What is required:
Wherever the word "night" appears in a line, copy that line.

[Extracted data entries]
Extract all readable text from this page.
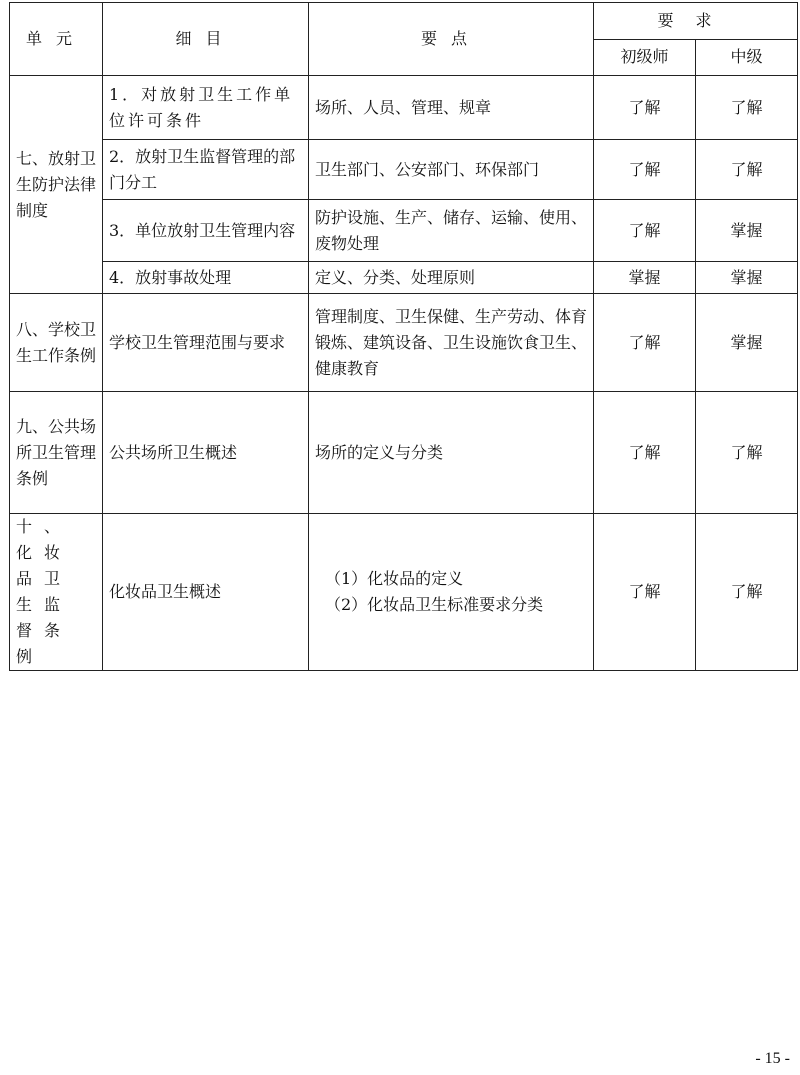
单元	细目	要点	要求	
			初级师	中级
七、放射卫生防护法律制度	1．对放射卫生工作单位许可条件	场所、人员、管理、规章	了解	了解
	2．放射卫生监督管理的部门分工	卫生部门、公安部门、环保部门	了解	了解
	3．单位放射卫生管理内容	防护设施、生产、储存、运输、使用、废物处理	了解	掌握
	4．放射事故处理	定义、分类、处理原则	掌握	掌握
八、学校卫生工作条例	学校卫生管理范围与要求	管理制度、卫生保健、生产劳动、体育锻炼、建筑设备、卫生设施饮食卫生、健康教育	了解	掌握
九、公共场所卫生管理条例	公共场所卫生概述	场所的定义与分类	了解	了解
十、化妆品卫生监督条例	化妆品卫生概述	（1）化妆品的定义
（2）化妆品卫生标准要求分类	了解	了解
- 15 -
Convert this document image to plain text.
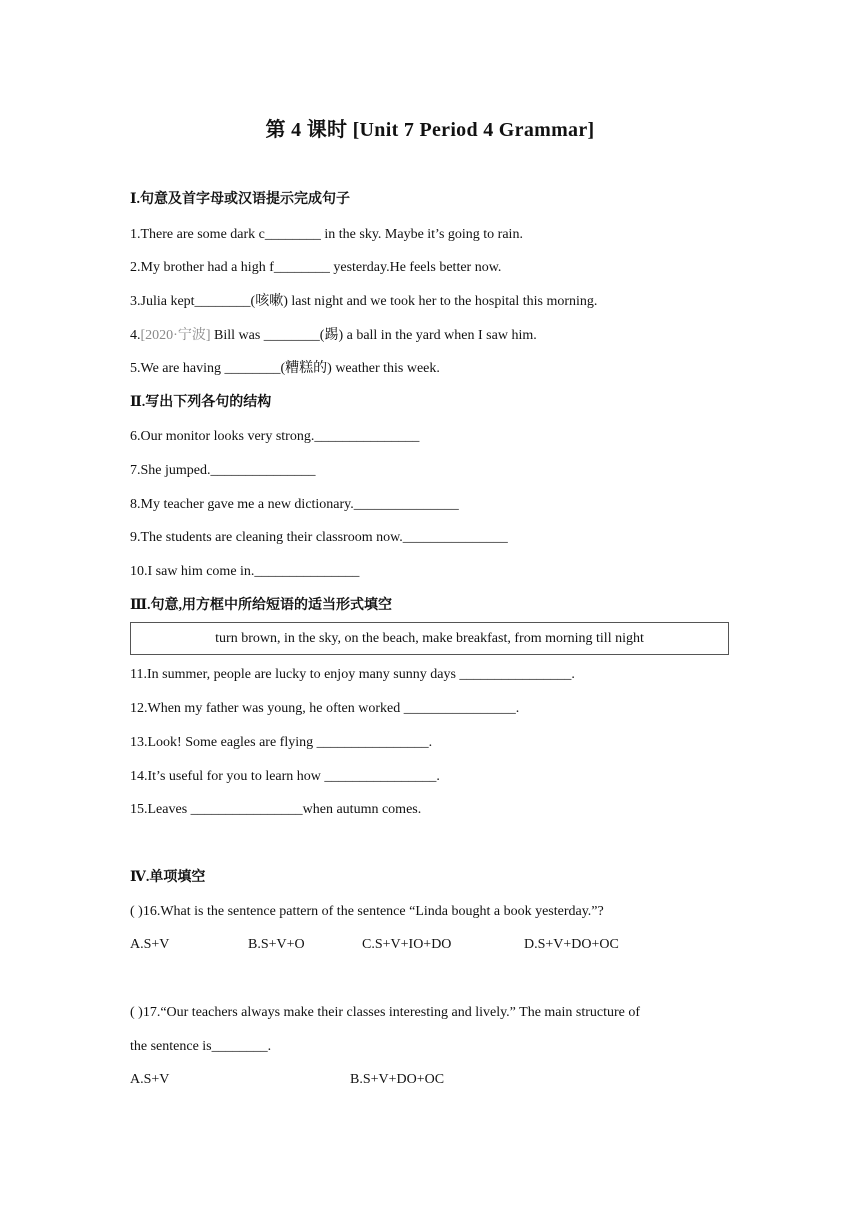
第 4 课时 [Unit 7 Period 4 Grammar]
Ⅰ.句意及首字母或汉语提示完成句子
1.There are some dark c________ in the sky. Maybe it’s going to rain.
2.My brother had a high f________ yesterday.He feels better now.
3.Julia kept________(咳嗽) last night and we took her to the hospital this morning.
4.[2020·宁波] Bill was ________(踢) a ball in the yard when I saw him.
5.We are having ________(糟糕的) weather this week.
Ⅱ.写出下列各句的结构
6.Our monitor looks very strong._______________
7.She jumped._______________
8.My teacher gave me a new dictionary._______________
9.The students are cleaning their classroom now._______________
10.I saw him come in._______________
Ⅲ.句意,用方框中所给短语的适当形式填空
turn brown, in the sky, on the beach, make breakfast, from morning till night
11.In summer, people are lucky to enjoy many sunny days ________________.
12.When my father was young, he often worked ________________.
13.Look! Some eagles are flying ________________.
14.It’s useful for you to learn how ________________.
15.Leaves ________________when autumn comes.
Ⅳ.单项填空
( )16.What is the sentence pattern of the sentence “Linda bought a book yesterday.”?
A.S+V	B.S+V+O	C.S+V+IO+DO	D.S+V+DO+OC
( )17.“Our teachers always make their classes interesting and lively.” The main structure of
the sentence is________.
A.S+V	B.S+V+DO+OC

Complete output:
3.Julia kept________(咳嗽) last night and we took her to the hospital this morning.
turn brown, in the sky, on the beach, make breakfast, from morning till night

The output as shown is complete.